* Given request:
Show every line that has the string "duration" in it.

* Materials provided:
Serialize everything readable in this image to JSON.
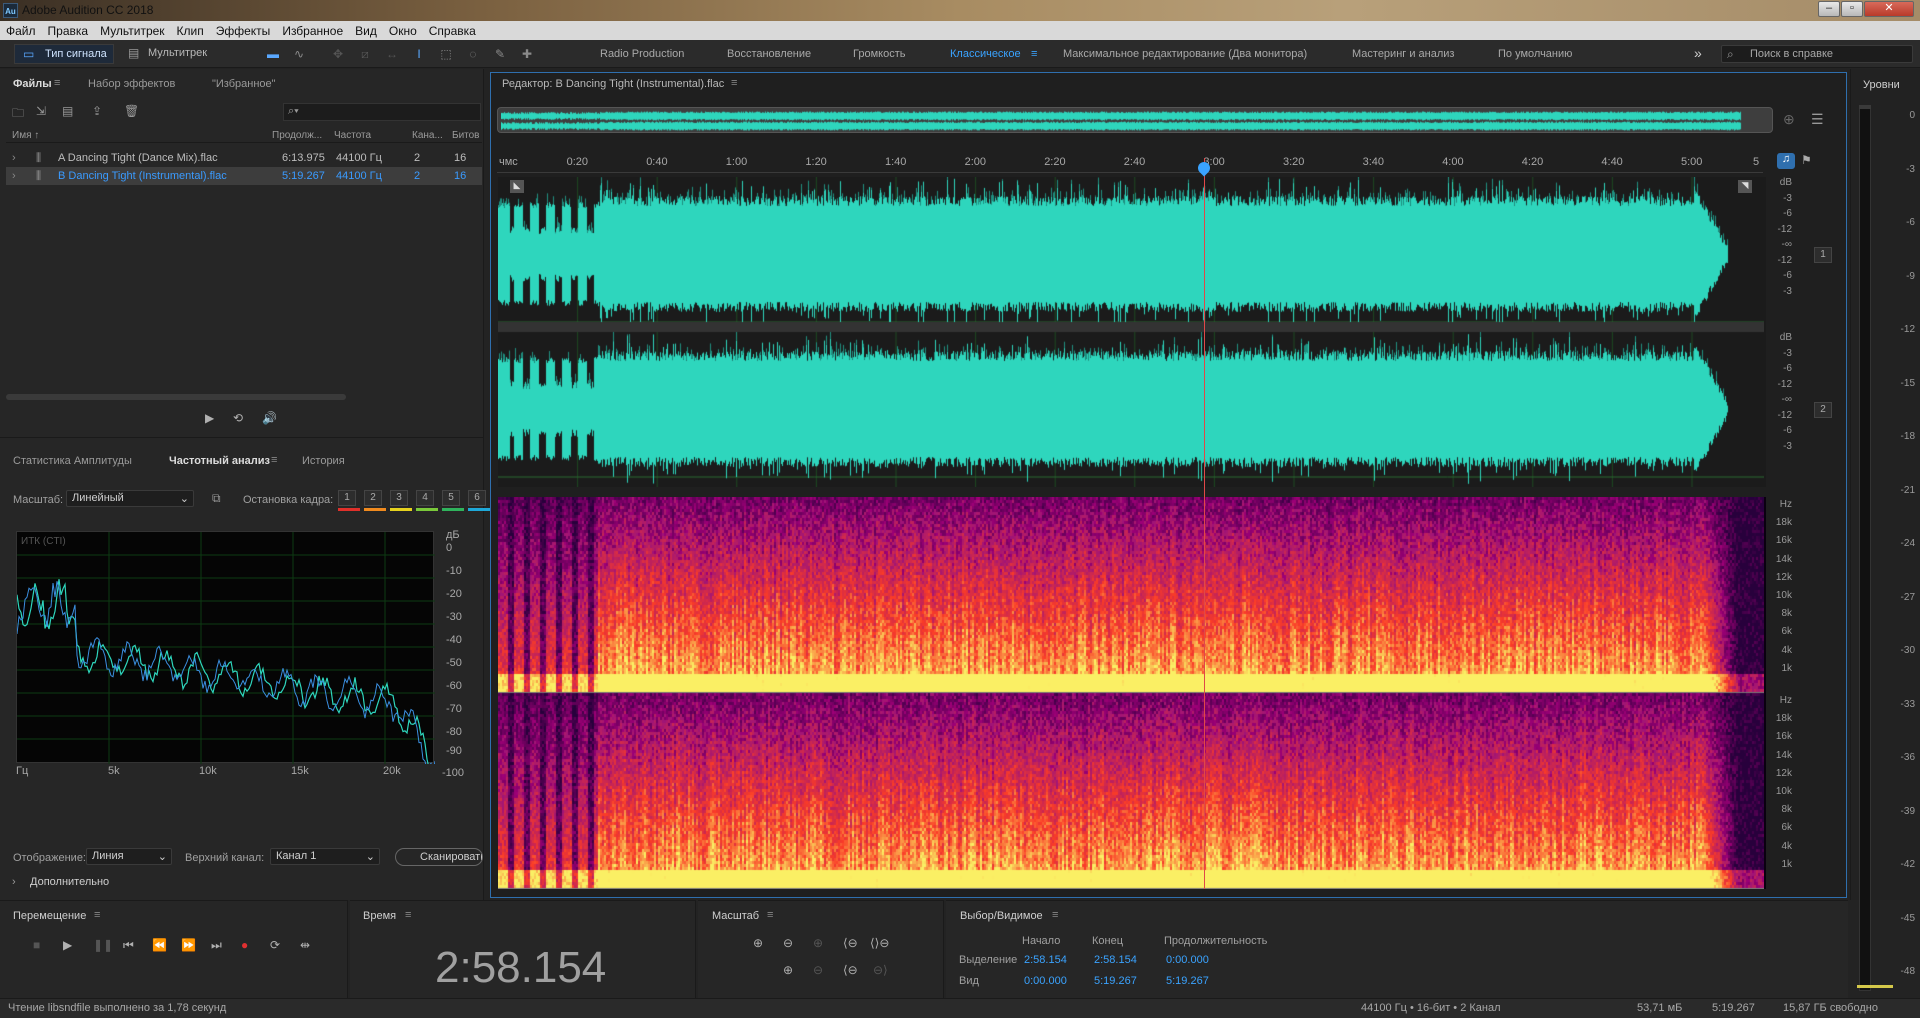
{
  "window": {
    "logo": "Au",
    "title": "Adobe Audition CC 2018",
    "buttons": [
      "–",
      "▫",
      "✕"
    ]
  },
  "menu": [
    "Файл",
    "Правка",
    "Мультитрек",
    "Клип",
    "Эффекты",
    "Избранное",
    "Вид",
    "Окно",
    "Справка"
  ],
  "toolbar": {
    "waveform_label": "Тип сигнала",
    "multitrack_label": "Мультитрек",
    "workspaces": [
      "Radio Production",
      "Восстановление",
      "Громкость",
      "Классическое",
      "Максимальное редактирование (Два монитора)",
      "Мастеринг и анализ",
      "По умолчанию"
    ],
    "active_workspace": "Классическое",
    "help_search_placeholder": "Поиск в справке",
    "more_label": "»"
  },
  "files_panel": {
    "tabs": [
      "Файлы",
      "Набор эффектов",
      "\"Избранное\""
    ],
    "columns": [
      "Имя ↑",
      "Продолж...",
      "Частота",
      "Кана...",
      "Битов"
    ],
    "files": [
      {
        "name": "A Dancing Tight (Dance Mix).flac",
        "duration": "6:13.975",
        "rate": "44100 Гц",
        "channels": "2",
        "bits": "16",
        "selected": false
      },
      {
        "name": "B Dancing Tight (Instrumental).flac",
        "duration": "5:19.267",
        "rate": "44100 Гц",
        "channels": "2",
        "bits": "16",
        "selected": true
      }
    ],
    "search_icon": "search-icon"
  },
  "analysis_panel": {
    "tabs": [
      "Статистика Амплитуды",
      "Частотный анализ",
      "История"
    ],
    "scale_label": "Масштаб:",
    "scale_value": "Линейный",
    "freeze_label": "Остановка кадра:",
    "freeze_buttons": [
      "1",
      "2",
      "3",
      "4",
      "5",
      "6"
    ],
    "freeze_colors": [
      "#e0302a",
      "#f08a1e",
      "#e6d21e",
      "#7ac93a",
      "#2fb35c",
      "#1ea8d8"
    ],
    "plot_label": "ИТК (CTI)",
    "db_axis": [
      "дБ",
      "0",
      "-10",
      "-20",
      "-30",
      "-40",
      "-50",
      "-60",
      "-70",
      "-80",
      "-90",
      "-100"
    ],
    "hz_axis": [
      "Гц",
      "5k",
      "10k",
      "15k",
      "20k"
    ],
    "display_label": "Отображение:",
    "display_value": "Линия",
    "channel_label": "Верхний канал:",
    "channel_value": "Канал 1",
    "scan_label": "Сканировать",
    "advanced_label": "Дополнительно"
  },
  "editor": {
    "title": "Редактор: B Dancing Tight (Instrumental).flac",
    "time_ruler": [
      "чмс",
      "0:20",
      "0:40",
      "1:00",
      "1:20",
      "1:40",
      "2:00",
      "2:20",
      "2:40",
      "3:00",
      "3:20",
      "3:40",
      "4:00",
      "4:20",
      "4:40",
      "5:00",
      "5"
    ],
    "db_ruler": [
      "dB",
      "-3",
      "-6",
      "-12",
      "-∞",
      "-12",
      "-6",
      "-3"
    ],
    "hz_ruler": [
      "Hz",
      "18k",
      "16k",
      "14k",
      "12k",
      "10k",
      "8k",
      "6k",
      "4k",
      "1k"
    ],
    "channel1": "1",
    "channel2": "2",
    "playhead_fraction": 0.5578,
    "waveform_color": "#2ed6bd"
  },
  "levels": {
    "title": "Уровни",
    "scale": [
      "0",
      "-3",
      "-6",
      "-9",
      "-12",
      "-15",
      "-18",
      "-21",
      "-24",
      "-27",
      "-30",
      "-33",
      "-36",
      "-39",
      "-42",
      "-45",
      "-48"
    ]
  },
  "transport": {
    "title": "Перемещение",
    "buttons": [
      "stop-icon",
      "play-icon",
      "pause-icon",
      "to-start-icon",
      "rewind-icon",
      "fast-forward-icon",
      "to-end-icon",
      "record-icon",
      "loop-icon",
      "skip-selection-icon"
    ]
  },
  "time_panel": {
    "title": "Время",
    "value": "2:58.154"
  },
  "zoom_panel": {
    "title": "Масштаб"
  },
  "selection_panel": {
    "title": "Выбор/Видимое",
    "headers": [
      "Начало",
      "Конец",
      "Продолжительность"
    ],
    "rows": [
      {
        "label": "Выделение",
        "start": "2:58.154",
        "end": "2:58.154",
        "duration": "0:00.000"
      },
      {
        "label": "Вид",
        "start": "0:00.000",
        "end": "5:19.267",
        "duration": "5:19.267"
      }
    ]
  },
  "status": {
    "left": "Чтение libsndfile выполнено за 1,78 секунд",
    "format": "44100 Гц • 16-бит • 2 Канал",
    "size": "53,71 мБ",
    "duration": "5:19.267",
    "free": "15,87 ГБ свободно"
  }
}
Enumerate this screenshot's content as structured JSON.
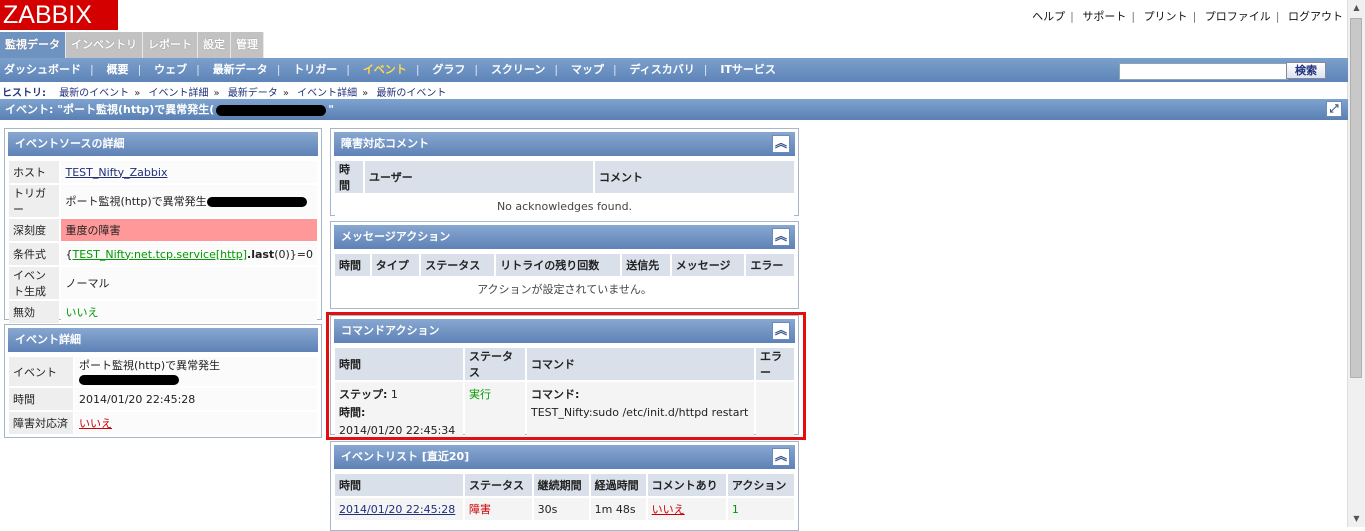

* Answer in full:
        "duration": "6:13.975",
        "duration": "5:19.267",
        "duration": "0:00.000"
        "duration": "5:19.267"
    "duration": "5:19.267",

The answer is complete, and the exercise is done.